## Available data

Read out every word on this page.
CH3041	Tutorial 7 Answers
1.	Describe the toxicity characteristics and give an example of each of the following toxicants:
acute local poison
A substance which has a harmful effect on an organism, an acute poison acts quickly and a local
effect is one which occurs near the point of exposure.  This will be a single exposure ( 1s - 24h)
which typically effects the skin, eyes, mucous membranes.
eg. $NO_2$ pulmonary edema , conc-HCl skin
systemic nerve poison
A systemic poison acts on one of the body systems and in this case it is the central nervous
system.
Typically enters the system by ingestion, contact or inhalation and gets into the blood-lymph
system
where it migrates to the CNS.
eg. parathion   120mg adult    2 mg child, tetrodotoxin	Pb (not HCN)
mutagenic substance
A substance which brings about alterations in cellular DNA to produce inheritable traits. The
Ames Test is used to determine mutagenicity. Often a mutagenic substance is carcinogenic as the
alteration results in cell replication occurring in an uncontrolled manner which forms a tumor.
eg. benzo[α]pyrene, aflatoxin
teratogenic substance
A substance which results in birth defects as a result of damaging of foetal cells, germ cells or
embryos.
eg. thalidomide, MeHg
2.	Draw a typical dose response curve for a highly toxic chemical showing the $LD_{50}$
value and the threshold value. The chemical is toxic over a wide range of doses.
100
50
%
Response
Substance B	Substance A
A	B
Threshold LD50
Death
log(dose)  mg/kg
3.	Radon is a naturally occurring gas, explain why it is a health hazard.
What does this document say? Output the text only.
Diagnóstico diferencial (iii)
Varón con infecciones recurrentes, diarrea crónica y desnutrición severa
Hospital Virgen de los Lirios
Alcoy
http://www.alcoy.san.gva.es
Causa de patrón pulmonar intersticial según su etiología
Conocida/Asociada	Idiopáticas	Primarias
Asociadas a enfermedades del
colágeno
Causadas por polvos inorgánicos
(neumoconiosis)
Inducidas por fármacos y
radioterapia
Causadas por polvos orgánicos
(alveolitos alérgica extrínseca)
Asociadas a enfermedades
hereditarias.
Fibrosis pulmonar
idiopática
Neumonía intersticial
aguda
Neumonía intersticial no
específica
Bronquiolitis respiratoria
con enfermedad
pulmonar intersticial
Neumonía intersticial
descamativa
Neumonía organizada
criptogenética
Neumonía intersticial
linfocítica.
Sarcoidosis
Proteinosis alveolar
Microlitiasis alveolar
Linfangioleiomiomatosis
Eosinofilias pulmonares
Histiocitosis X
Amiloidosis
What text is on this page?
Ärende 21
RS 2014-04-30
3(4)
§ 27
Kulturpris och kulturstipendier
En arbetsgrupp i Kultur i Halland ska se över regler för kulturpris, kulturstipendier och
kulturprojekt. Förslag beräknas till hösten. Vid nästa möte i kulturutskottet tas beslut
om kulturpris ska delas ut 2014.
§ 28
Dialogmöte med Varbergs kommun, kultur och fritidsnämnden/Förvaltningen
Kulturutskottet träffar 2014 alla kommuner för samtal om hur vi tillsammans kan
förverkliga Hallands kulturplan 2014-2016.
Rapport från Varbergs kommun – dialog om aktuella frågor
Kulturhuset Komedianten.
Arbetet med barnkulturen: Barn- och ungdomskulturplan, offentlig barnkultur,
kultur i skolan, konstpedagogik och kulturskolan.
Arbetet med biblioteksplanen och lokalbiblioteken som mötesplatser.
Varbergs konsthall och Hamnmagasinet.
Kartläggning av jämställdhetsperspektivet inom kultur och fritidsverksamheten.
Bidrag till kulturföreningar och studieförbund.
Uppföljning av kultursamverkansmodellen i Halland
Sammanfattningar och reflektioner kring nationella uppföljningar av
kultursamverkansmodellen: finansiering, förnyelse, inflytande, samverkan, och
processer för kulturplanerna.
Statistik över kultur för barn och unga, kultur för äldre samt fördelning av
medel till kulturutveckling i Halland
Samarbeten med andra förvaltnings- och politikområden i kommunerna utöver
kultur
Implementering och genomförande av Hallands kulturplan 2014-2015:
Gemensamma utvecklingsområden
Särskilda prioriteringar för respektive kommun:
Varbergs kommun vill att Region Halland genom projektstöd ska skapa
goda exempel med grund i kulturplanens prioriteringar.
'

## Problem details
Would you write out all of the data again, unchanged?

## Task solution
Read out every word on this page.
CH3041	Tutorial 7 Answers
1.	Describe the toxicity characteristics and give an example of each of the following toxicants:
acute local poison
A substance which has a harmful effect on an organism, an acute poison acts quickly and a local
effect is one which occurs near the point of exposure.  This will be a single exposure ( 1s - 24h)
which typically effects the skin, eyes, mucous membranes.
eg. $NO_2$ pulmonary edema , conc-HCl skin
systemic nerve poison
A systemic poison acts on one of the body systems and in this case it is the central nervous
system.
Typically enters the system by ingestion, contact or inhalation and gets into the blood-lymph
system
where it migrates to the CNS.
eg. parathion   120mg adult    2 mg child, tetrodotoxin	Pb (not HCN)
mutagenic substance
A substance which brings about alterations in cellular DNA to produce inheritable traits. The
Ames Test is used to determine mutagenicity. Often a mutagenic substance is carcinogenic as the
alteration results in cell replication occurring in an uncontrolled manner which forms a tumor.
eg. benzo[α]pyrene, aflatoxin
teratogenic substance
A substance which results in birth defects as a result of damaging of foetal cells, germ cells or
embryos.
eg. thalidomide, MeHg
2.	Draw a typical dose response curve for a highly toxic chemical showing the $LD_{50}$
value and the threshold value. The chemical is toxic over a wide range of doses.
100
50
%
Response
Substance B	Substance A
A	B
Threshold LD50
Death
log(dose)  mg/kg
3.	Radon is a naturally occurring gas, explain why it is a health hazard.
What does this document say? Output the text only.
Diagnóstico diferencial (iii)
Varón con infecciones recurrentes, diarrea crónica y desnutrición severa
Hospital Virgen de los Lirios
Alcoy
http://www.alcoy.san.gva.es
Causa de patrón pulmonar intersticial según su etiología
Conocida/Asociada	Idiopáticas	Primarias
Asociadas a enfermedades del
colágeno
Causadas por polvos inorgánicos
(neumoconiosis)
Inducidas por fármacos y
radioterapia
Causadas por polvos orgánicos
(alveolitos alérgica extrínseca)
Asociadas a enfermedades
hereditarias.
Fibrosis pulmonar
idiopática
Neumonía intersticial
aguda
Neumonía intersticial no
específica
Bronquiolitis respiratoria
con enfermedad
pulmonar intersticial
Neumonía intersticial
descamativa
Neumonía organizada
criptogenética
Neumonía intersticial
linfocítica.
Sarcoidosis
Proteinosis alveolar
Microlitiasis alveolar
Linfangioleiomiomatosis
Eosinofilias pulmonares
Histiocitosis X
Amiloidosis
What text is on this page?
Ärende 21
RS 2014-04-30
3(4)
§ 27
Kulturpris och kulturstipendier
En arbetsgrupp i Kultur i Halland ska se över regler för kulturpris, kulturstipendier och
kulturprojekt. Förslag beräknas till hösten. Vid nästa möte i kulturutskottet tas beslut
om kulturpris ska delas ut 2014.
§ 28
Dialogmöte med Varbergs kommun, kultur och fritidsnämnden/Förvaltningen
Kulturutskottet träffar 2014 alla kommuner för samtal om hur vi tillsammans kan
förverkliga Hallands kulturplan 2014-2016.
Rapport från Varbergs kommun – dialog om aktuella frågor
Kulturhuset Komedianten.
Arbetet med barnkulturen: Barn- och ungdomskulturplan, offentlig barnkultur,
kultur i skolan, konstpedagogik och kulturskolan.
Arbetet med biblioteksplanen och lokalbiblioteken som mötesplatser.
Varbergs konsthall och Hamnmagasinet.
Kartläggning av jämställdhetsperspektivet inom kultur och fritidsverksamheten.
Bidrag till kulturföreningar och studieförbund.
Uppföljning av kultursamverkansmodellen i Halland
Sammanfattningar och reflektioner kring nationella uppföljningar av
kultursamverkansmodellen: finansiering, förnyelse, inflytande, samverkan, och
processer för kulturplanerna.
Statistik över kultur för barn och unga, kultur för äldre samt fördelning av
medel till kulturutveckling i Halland
Samarbeten med andra förvaltnings- och politikområden i kommunerna utöver
kultur
Implementering och genomförande av Hallands kulturplan 2014-2015:
Gemensamma utvecklingsområden
Särskilda prioriteringar för respektive kommun:
Varbergs kommun vill att Region Halland genom projektstöd ska skapa
goda exempel med grund i kulturplanens prioriteringar.
'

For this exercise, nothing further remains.